• TRAVAIL DEMANDÉ
Pouvez-vous repérer, dans le matériau ci-dessous, chaque ligne qui contient la chaîne « number » et la recopier ?

• EXTRAITS DE DONNÉES
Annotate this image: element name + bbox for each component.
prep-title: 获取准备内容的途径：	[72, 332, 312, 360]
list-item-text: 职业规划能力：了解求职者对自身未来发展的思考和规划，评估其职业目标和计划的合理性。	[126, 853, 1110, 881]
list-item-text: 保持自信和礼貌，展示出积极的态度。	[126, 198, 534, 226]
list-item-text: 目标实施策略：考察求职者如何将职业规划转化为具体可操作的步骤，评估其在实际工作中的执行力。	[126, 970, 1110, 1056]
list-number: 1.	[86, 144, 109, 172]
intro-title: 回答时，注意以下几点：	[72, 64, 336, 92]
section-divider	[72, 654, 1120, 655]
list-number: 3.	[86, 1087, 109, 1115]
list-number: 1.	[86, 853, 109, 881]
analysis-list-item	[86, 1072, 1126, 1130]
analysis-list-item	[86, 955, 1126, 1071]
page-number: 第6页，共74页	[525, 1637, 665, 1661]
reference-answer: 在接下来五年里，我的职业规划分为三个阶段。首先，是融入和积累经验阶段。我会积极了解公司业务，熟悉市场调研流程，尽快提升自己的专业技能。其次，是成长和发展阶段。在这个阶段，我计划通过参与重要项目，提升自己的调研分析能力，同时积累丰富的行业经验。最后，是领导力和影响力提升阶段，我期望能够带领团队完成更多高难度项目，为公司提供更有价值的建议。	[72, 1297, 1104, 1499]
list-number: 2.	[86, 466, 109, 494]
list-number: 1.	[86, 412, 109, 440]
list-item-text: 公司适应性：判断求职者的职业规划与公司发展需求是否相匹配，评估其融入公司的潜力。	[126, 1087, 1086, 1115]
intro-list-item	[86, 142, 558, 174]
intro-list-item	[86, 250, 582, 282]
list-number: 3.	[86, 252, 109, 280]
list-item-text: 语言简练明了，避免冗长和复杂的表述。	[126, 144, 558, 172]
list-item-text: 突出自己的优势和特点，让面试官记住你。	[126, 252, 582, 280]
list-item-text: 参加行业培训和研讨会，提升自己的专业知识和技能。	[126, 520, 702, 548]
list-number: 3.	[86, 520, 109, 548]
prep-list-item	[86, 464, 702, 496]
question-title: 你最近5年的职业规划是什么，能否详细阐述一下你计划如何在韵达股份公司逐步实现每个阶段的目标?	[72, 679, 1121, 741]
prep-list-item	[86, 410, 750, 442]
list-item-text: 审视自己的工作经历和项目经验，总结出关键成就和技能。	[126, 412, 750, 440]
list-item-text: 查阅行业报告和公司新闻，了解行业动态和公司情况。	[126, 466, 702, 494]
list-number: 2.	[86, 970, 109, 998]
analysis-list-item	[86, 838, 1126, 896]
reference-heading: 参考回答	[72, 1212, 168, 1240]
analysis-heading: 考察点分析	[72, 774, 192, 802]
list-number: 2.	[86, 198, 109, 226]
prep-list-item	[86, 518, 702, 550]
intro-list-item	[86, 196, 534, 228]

• RÉPONSE COMPLÈTE
list-number: 1.	[86, 144, 109, 172]
list-number: 3.	[86, 1087, 109, 1115]
list-number: 1.	[86, 853, 109, 881]
page-number: 第6页，共74页	[525, 1637, 665, 1661]
list-number: 2.	[86, 466, 109, 494]
list-number: 1.	[86, 412, 109, 440]
list-number: 3.	[86, 252, 109, 280]
list-number: 3.	[86, 520, 109, 548]
list-number: 2.	[86, 970, 109, 998]
list-number: 2.	[86, 198, 109, 226]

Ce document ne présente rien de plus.